### Given request
Reproduce all of the following records line by line, keeping every character unchanged.

### Recorded information
**********

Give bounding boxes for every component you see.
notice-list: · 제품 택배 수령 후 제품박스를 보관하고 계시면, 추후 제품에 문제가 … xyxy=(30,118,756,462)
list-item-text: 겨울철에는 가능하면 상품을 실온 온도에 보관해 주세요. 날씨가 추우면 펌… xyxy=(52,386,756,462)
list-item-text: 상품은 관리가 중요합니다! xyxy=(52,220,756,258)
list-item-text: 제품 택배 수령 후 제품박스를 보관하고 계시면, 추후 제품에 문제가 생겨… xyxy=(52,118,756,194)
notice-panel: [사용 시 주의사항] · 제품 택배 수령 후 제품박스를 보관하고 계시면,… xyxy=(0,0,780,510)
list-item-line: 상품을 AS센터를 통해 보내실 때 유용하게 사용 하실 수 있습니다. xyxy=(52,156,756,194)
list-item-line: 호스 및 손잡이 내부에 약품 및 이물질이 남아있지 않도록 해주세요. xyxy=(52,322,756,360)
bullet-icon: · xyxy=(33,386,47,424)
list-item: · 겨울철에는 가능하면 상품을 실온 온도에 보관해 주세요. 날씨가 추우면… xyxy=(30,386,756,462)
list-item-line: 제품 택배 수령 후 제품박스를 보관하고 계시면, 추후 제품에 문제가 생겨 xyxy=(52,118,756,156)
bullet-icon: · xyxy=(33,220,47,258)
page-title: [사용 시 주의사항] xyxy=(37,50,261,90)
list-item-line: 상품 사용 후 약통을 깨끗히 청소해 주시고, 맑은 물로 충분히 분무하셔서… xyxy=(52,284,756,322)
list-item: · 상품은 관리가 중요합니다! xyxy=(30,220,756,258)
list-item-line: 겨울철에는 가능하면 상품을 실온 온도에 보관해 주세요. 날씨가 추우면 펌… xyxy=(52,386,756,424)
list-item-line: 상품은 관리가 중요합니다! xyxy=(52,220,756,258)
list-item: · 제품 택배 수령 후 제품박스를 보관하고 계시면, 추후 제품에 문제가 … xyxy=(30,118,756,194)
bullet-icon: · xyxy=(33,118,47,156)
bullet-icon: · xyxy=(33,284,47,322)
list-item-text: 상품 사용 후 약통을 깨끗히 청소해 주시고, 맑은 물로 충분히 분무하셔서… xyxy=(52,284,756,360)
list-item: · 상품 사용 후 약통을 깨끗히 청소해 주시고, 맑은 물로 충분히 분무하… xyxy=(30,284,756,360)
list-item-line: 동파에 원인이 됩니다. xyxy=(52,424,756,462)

**********

### Answer to this task
Give bounding boxes for every component you see.
notice-list: · 제품 택배 수령 후 제품박스를 보관하고 계시면, 추후 제품에 문제가 … xyxy=(30,118,756,462)
list-item-text: 겨울철에는 가능하면 상품을 실온 온도에 보관해 주세요. 날씨가 추우면 펌… xyxy=(52,386,756,462)
list-item-text: 상품은 관리가 중요합니다! xyxy=(52,220,756,258)
list-item-text: 제품 택배 수령 후 제품박스를 보관하고 계시면, 추후 제품에 문제가 생겨… xyxy=(52,118,756,194)
notice-panel: [사용 시 주의사항] · 제품 택배 수령 후 제품박스를 보관하고 계시면,… xyxy=(0,0,780,510)
list-item-line: 상품을 AS센터를 통해 보내실 때 유용하게 사용 하실 수 있습니다. xyxy=(52,156,756,194)
list-item-line: 호스 및 손잡이 내부에 약품 및 이물질이 남아있지 않도록 해주세요. xyxy=(52,322,756,360)
bullet-icon: · xyxy=(33,386,47,424)
list-item: · 겨울철에는 가능하면 상품을 실온 온도에 보관해 주세요. 날씨가 추우면… xyxy=(30,386,756,462)
list-item-line: 제품 택배 수령 후 제품박스를 보관하고 계시면, 추후 제품에 문제가 생겨 xyxy=(52,118,756,156)
bullet-icon: · xyxy=(33,220,47,258)
page-title: [사용 시 주의사항] xyxy=(37,50,261,90)
list-item-line: 상품 사용 후 약통을 깨끗히 청소해 주시고, 맑은 물로 충분히 분무하셔서… xyxy=(52,284,756,322)
list-item: · 상품은 관리가 중요합니다! xyxy=(30,220,756,258)
list-item-line: 겨울철에는 가능하면 상품을 실온 온도에 보관해 주세요. 날씨가 추우면 펌… xyxy=(52,386,756,424)
list-item-line: 상품은 관리가 중요합니다! xyxy=(52,220,756,258)
list-item: · 제품 택배 수령 후 제품박스를 보관하고 계시면, 추후 제품에 문제가 … xyxy=(30,118,756,194)
bullet-icon: · xyxy=(33,118,47,156)
bullet-icon: · xyxy=(33,284,47,322)
list-item-text: 상품 사용 후 약통을 깨끗히 청소해 주시고, 맑은 물로 충분히 분무하셔서… xyxy=(52,284,756,360)
list-item: · 상품 사용 후 약통을 깨끗히 청소해 주시고, 맑은 물로 충분히 분무하… xyxy=(30,284,756,360)
list-item-line: 동파에 원인이 됩니다. xyxy=(52,424,756,462)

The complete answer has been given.